» What you should do
Each record below is to be copied word for word, with pictures removed.

» The records
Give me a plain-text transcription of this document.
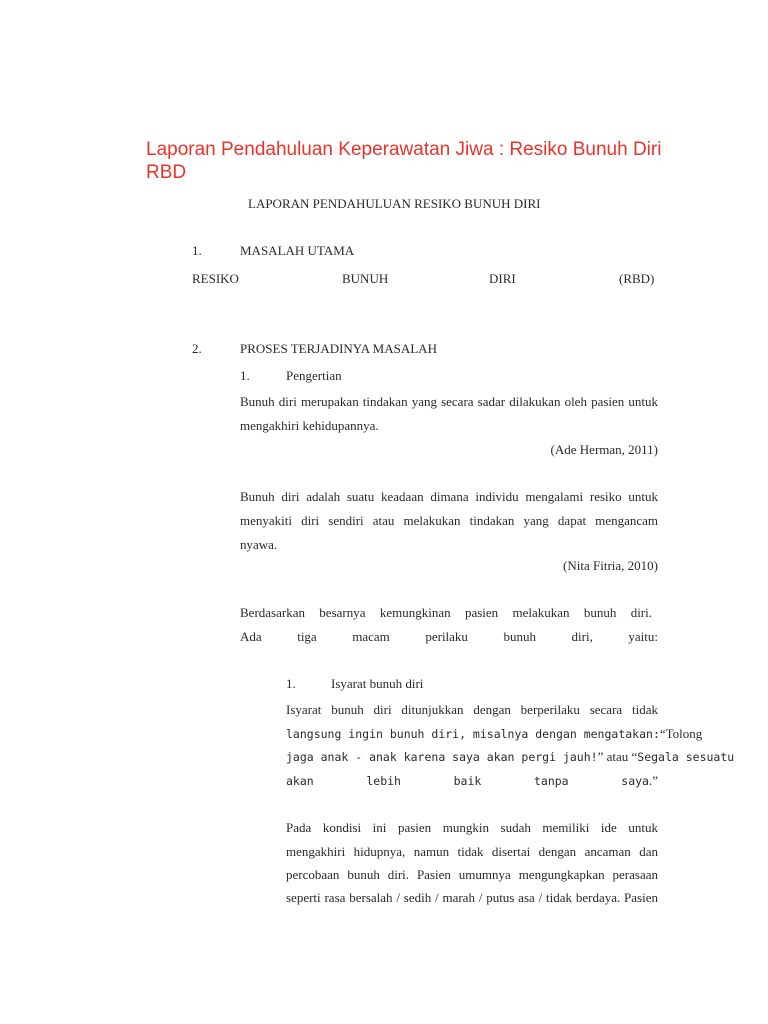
Laporan Pendahuluan Keperawatan Jiwa : Resiko Bunuh Diri RBD
LAPORAN PENDAHULUAN RESIKO BUNUH DIRI
1.	MASALAH UTAMA
RESIKO	BUNUH	DIRI	(RBD)
2.	PROSES TERJADINYA MASALAH
1.	Pengertian
Bunuh diri merupakan tindakan yang secara sadar dilakukan oleh pasien untuk
mengakhiri kehidupannya.
(Ade Herman, 2011)
Bunuh diri adalah suatu keadaan dimana individu mengalami resiko untuk
menyakiti diri sendiri atau melakukan tindakan yang dapat mengancam
nyawa.
(Nita Fitria, 2010)
Berdasarkan besarnya kemungkinan pasien melakukan bunuh diri.
Ada tiga macam perilaku bunuh diri, yaitu:
1.	Isyarat bunuh diri
Isyarat bunuh diri ditunjukkan dengan berperilaku secara tidak
langsung ingin bunuh diri, misalnya dengan mengatakan: “Tolong
jaga anak - anak karena saya akan pergi jauh! ” atau “ Segala sesuatu
akan lebih baik tanpa saya .”
Pada kondisi ini pasien mungkin sudah memiliki ide untuk
mengakhiri hidupnya, namun tidak disertai dengan ancaman dan
percobaan bunuh diri. Pasien umumnya mengungkapkan perasaan
seperti rasa bersalah / sedih / marah / putus asa / tidak berdaya. Pasien
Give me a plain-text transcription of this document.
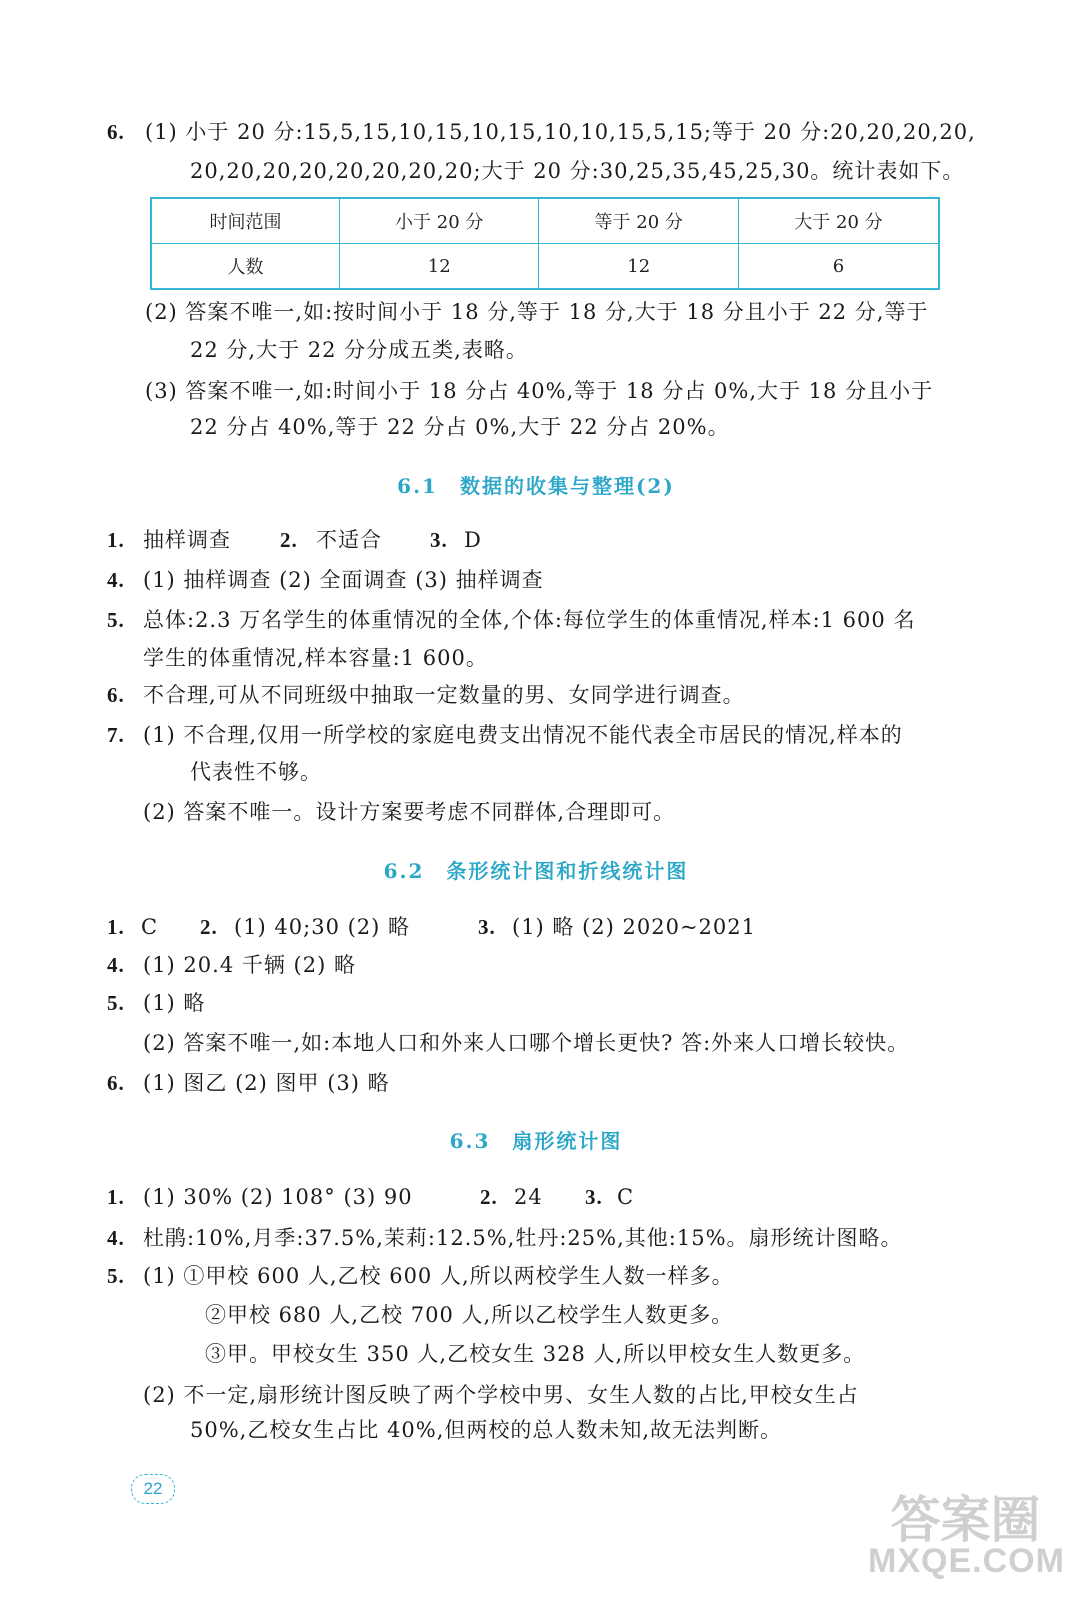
6. (1) 小于 20 分:15,5,15,10,15,10,15,10,10,15,5,15;等于 20 分:20,20,20,20,
20,20,20,20,20,20,20,20;大于 20 分:30,25,35,45,25,30。统计表如下。
时间范围	小于 20 分	等于 20 分	大于 20 分
人数	12	12	6
(2) 答案不唯一,如:按时间小于 18 分,等于 18 分,大于 18 分且小于 22 分,等于
22 分,大于 22 分分成五类,表略。
(3) 答案不唯一,如:时间小于 18 分占 40%,等于 18 分占 0%,大于 18 分且小于
22 分占 40%,等于 22 分占 0%,大于 22 分占 20%。
6.1 数据的收集与整理(2)
1. 抽样调查 2. 不适合 3. D
4. (1) 抽样调查 (2) 全面调查 (3) 抽样调查
5. 总体:2.3 万名学生的体重情况的全体,个体:每位学生的体重情况,样本:1 600 名
学生的体重情况,样本容量:1 600。
6. 不合理,可从不同班级中抽取一定数量的男、女同学进行调查。
7. (1) 不合理,仅用一所学校的家庭电费支出情况不能代表全市居民的情况,样本的
代表性不够。
(2) 答案不唯一。设计方案要考虑不同群体,合理即可。
6.2 条形统计图和折线统计图
1. C 2. (1) 40;30 (2) 略	3. (1) 略 (2) 2020~2021
4. (1) 20.4 千辆 (2) 略
5. (1) 略
(2) 答案不唯一,如:本地人口和外来人口哪个增长更快? 答:外来人口增长较快。
6. (1) 图乙 (2) 图甲 (3) 略
6.3 扇形统计图
1. (1) 30% (2) 108° (3) 90	2. 24 3. C
4. 杜鹃:10%,月季:37.5%,茉莉:12.5%,牡丹:25%,其他:15%。扇形统计图略。
5. (1) ①甲校 600 人,乙校 600 人,所以两校学生人数一样多。
②甲校 680 人,乙校 700 人,所以乙校学生人数更多。
③甲。甲校女生 350 人,乙校女生 328 人,所以甲校女生人数更多。
(2) 不一定,扇形统计图反映了两个学校中男、女生人数的占比,甲校女生占
50%,乙校女生占比 40%,但两校的总人数未知,故无法判断。
22
答案圈
MXQE.COM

» Output of the exercise
Give me a plain-text transcription of this document.
Laporan Pendahuluan Keperawatan Jiwa : Resiko Bunuh Diri RBD
LAPORAN PENDAHULUAN RESIKO BUNUH DIRI
1.	MASALAH UTAMA
RESIKO	BUNUH	DIRI	(RBD)
2.	PROSES TERJADINYA MASALAH
1.	Pengertian
Bunuh diri merupakan tindakan yang secara sadar dilakukan oleh pasien untuk
mengakhiri kehidupannya.
(Ade Herman, 2011)
Bunuh diri adalah suatu keadaan dimana individu mengalami resiko untuk
menyakiti diri sendiri atau melakukan tindakan yang dapat mengancam
nyawa.
(Nita Fitria, 2010)
Berdasarkan besarnya kemungkinan pasien melakukan bunuh diri.
Ada tiga macam perilaku bunuh diri, yaitu:
1.	Isyarat bunuh diri
Isyarat bunuh diri ditunjukkan dengan berperilaku secara tidak
langsung ingin bunuh diri, misalnya dengan mengatakan: “Tolong
jaga anak - anak karena saya akan pergi jauh! ” atau “ Segala sesuatu
akan lebih baik tanpa saya .”
Pada kondisi ini pasien mungkin sudah memiliki ide untuk
mengakhiri hidupnya, namun tidak disertai dengan ancaman dan
percobaan bunuh diri. Pasien umumnya mengungkapkan perasaan
seperti rasa bersalah / sedih / marah / putus asa / tidak berdaya. Pasien
Give me a plain-text transcription of this document.
6. (1) 小于 20 分:15,5,15,10,15,10,15,10,10,15,5,15;等于 20 分:20,20,20,20,
20,20,20,20,20,20,20,20;大于 20 分:30,25,35,45,25,30。统计表如下。
时间范围	小于 20 分	等于 20 分	大于 20 分
人数	12	12	6
(2) 答案不唯一,如:按时间小于 18 分,等于 18 分,大于 18 分且小于 22 分,等于
22 分,大于 22 分分成五类,表略。
(3) 答案不唯一,如:时间小于 18 分占 40%,等于 18 分占 0%,大于 18 分且小于
22 分占 40%,等于 22 分占 0%,大于 22 分占 20%。
6.1 数据的收集与整理(2)
1. 抽样调查 2. 不适合 3. D
4. (1) 抽样调查 (2) 全面调查 (3) 抽样调查
5. 总体:2.3 万名学生的体重情况的全体,个体:每位学生的体重情况,样本:1 600 名
学生的体重情况,样本容量:1 600。
6. 不合理,可从不同班级中抽取一定数量的男、女同学进行调查。
7. (1) 不合理,仅用一所学校的家庭电费支出情况不能代表全市居民的情况,样本的
代表性不够。
(2) 答案不唯一。设计方案要考虑不同群体,合理即可。
6.2 条形统计图和折线统计图
1. C 2. (1) 40;30 (2) 略	3. (1) 略 (2) 2020~2021
4. (1) 20.4 千辆 (2) 略
5. (1) 略
(2) 答案不唯一,如:本地人口和外来人口哪个增长更快? 答:外来人口增长较快。
6. (1) 图乙 (2) 图甲 (3) 略
6.3 扇形统计图
1. (1) 30% (2) 108° (3) 90	2. 24 3. C
4. 杜鹃:10%,月季:37.5%,茉莉:12.5%,牡丹:25%,其他:15%。扇形统计图略。
5. (1) ①甲校 600 人,乙校 600 人,所以两校学生人数一样多。
②甲校 680 人,乙校 700 人,所以乙校学生人数更多。
③甲。甲校女生 350 人,乙校女生 328 人,所以甲校女生人数更多。
(2) 不一定,扇形统计图反映了两个学校中男、女生人数的占比,甲校女生占
50%,乙校女生占比 40%,但两校的总人数未知,故无法判断。
22
答案圈
MXQE.COM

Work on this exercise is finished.